++++ Task material

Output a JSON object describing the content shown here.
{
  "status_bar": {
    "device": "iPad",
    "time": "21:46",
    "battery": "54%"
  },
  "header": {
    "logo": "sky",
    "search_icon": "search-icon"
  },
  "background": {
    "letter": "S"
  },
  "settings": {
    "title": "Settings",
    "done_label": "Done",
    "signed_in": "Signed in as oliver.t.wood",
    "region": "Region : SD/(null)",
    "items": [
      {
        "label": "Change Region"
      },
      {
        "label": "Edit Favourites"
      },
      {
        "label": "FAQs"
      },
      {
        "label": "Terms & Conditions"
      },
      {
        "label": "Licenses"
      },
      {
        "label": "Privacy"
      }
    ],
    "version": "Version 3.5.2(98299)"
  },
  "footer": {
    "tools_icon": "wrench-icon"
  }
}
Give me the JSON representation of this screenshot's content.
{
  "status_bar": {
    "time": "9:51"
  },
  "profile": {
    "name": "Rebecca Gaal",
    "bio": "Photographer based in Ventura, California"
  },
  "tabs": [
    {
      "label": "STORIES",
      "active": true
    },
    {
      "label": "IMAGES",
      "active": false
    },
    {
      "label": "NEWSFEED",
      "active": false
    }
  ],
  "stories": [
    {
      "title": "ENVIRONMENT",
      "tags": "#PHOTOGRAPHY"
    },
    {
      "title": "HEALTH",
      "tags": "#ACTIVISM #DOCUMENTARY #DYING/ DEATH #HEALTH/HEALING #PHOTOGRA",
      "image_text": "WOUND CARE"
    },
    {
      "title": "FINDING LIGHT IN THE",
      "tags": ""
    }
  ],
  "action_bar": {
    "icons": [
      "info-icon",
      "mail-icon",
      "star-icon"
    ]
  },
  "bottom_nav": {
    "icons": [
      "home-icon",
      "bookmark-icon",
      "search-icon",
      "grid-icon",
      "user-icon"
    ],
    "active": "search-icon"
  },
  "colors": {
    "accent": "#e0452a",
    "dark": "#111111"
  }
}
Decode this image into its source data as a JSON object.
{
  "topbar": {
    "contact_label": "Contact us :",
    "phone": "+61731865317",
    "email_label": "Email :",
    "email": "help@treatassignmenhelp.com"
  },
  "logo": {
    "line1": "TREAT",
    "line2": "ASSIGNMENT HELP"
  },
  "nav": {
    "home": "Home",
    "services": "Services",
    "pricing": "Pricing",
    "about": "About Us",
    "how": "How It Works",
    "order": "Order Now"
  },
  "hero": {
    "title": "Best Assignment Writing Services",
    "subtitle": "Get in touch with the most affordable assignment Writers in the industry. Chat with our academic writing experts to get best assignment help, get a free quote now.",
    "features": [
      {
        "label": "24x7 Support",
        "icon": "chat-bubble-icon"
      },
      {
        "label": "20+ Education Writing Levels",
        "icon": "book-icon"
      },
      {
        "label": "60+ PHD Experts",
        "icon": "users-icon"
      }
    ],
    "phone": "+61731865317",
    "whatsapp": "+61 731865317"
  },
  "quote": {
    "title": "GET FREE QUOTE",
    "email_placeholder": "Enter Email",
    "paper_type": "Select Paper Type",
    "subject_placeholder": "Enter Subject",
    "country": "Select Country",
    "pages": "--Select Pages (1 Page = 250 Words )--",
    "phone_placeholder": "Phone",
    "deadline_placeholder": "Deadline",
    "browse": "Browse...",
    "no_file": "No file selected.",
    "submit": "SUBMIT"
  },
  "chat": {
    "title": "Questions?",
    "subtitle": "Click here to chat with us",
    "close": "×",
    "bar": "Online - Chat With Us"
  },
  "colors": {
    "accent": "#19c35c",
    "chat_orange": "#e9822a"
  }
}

++++++++

Copy out each line exactly as written.

Output a JSON object describing the content shown here.
{
  "status_bar": {
    "device": "iPad",
    "time": "21:46",
    "battery": "54%"
  },
  "header": {
    "logo": "sky",
    "search_icon": "search-icon"
  },
  "background": {
    "letter": "S"
  },
  "settings": {
    "title": "Settings",
    "done_label": "Done",
    "signed_in": "Signed in as oliver.t.wood",
    "region": "Region : SD/(null)",
    "items": [
      {
        "label": "Change Region"
      },
      {
        "label": "Edit Favourites"
      },
      {
        "label": "FAQs"
      },
      {
        "label": "Terms & Conditions"
      },
      {
        "label": "Licenses"
      },
      {
        "label": "Privacy"
      }
    ],
    "version": "Version 3.5.2(98299)"
  },
  "footer": {
    "tools_icon": "wrench-icon"
  }
}
Give me the JSON representation of this screenshot's content.
{
  "status_bar": {
    "time": "9:51"
  },
  "profile": {
    "name": "Rebecca Gaal",
    "bio": "Photographer based in Ventura, California"
  },
  "tabs": [
    {
      "label": "STORIES",
      "active": true
    },
    {
      "label": "IMAGES",
      "active": false
    },
    {
      "label": "NEWSFEED",
      "active": false
    }
  ],
  "stories": [
    {
      "title": "ENVIRONMENT",
      "tags": "#PHOTOGRAPHY"
    },
    {
      "title": "HEALTH",
      "tags": "#ACTIVISM #DOCUMENTARY #DYING/ DEATH #HEALTH/HEALING #PHOTOGRA",
      "image_text": "WOUND CARE"
    },
    {
      "title": "FINDING LIGHT IN THE",
      "tags": ""
    }
  ],
  "action_bar": {
    "icons": [
      "info-icon",
      "mail-icon",
      "star-icon"
    ]
  },
  "bottom_nav": {
    "icons": [
      "home-icon",
      "bookmark-icon",
      "search-icon",
      "grid-icon",
      "user-icon"
    ],
    "active": "search-icon"
  },
  "colors": {
    "accent": "#e0452a",
    "dark": "#111111"
  }
}
Decode this image into its source data as a JSON object.
{
  "topbar": {
    "contact_label": "Contact us :",
    "phone": "+61731865317",
    "email_label": "Email :",
    "email": "help@treatassignmenhelp.com"
  },
  "logo": {
    "line1": "TREAT",
    "line2": "ASSIGNMENT HELP"
  },
  "nav": {
    "home": "Home",
    "services": "Services",
    "pricing": "Pricing",
    "about": "About Us",
    "how": "How It Works",
    "order": "Order Now"
  },
  "hero": {
    "title": "Best Assignment Writing Services",
    "subtitle": "Get in touch with the most affordable assignment Writers in the industry. Chat with our academic writing experts to get best assignment help, get a free quote now.",
    "features": [
      {
        "label": "24x7 Support",
        "icon": "chat-bubble-icon"
      },
      {
        "label": "20+ Education Writing Levels",
        "icon": "book-icon"
      },
      {
        "label": "60+ PHD Experts",
        "icon": "users-icon"
      }
    ],
    "phone": "+61731865317",
    "whatsapp": "+61 731865317"
  },
  "quote": {
    "title": "GET FREE QUOTE",
    "email_placeholder": "Enter Email",
    "paper_type": "Select Paper Type",
    "subject_placeholder": "Enter Subject",
    "country": "Select Country",
    "pages": "--Select Pages (1 Page = 250 Words )--",
    "phone_placeholder": "Phone",
    "deadline_placeholder": "Deadline",
    "browse": "Browse...",
    "no_file": "No file selected.",
    "submit": "SUBMIT"
  },
  "chat": {
    "title": "Questions?",
    "subtitle": "Click here to chat with us",
    "close": "×",
    "bar": "Online - Chat With Us"
  },
  "colors": {
    "accent": "#19c35c",
    "chat_orange": "#e9822a"
  }
}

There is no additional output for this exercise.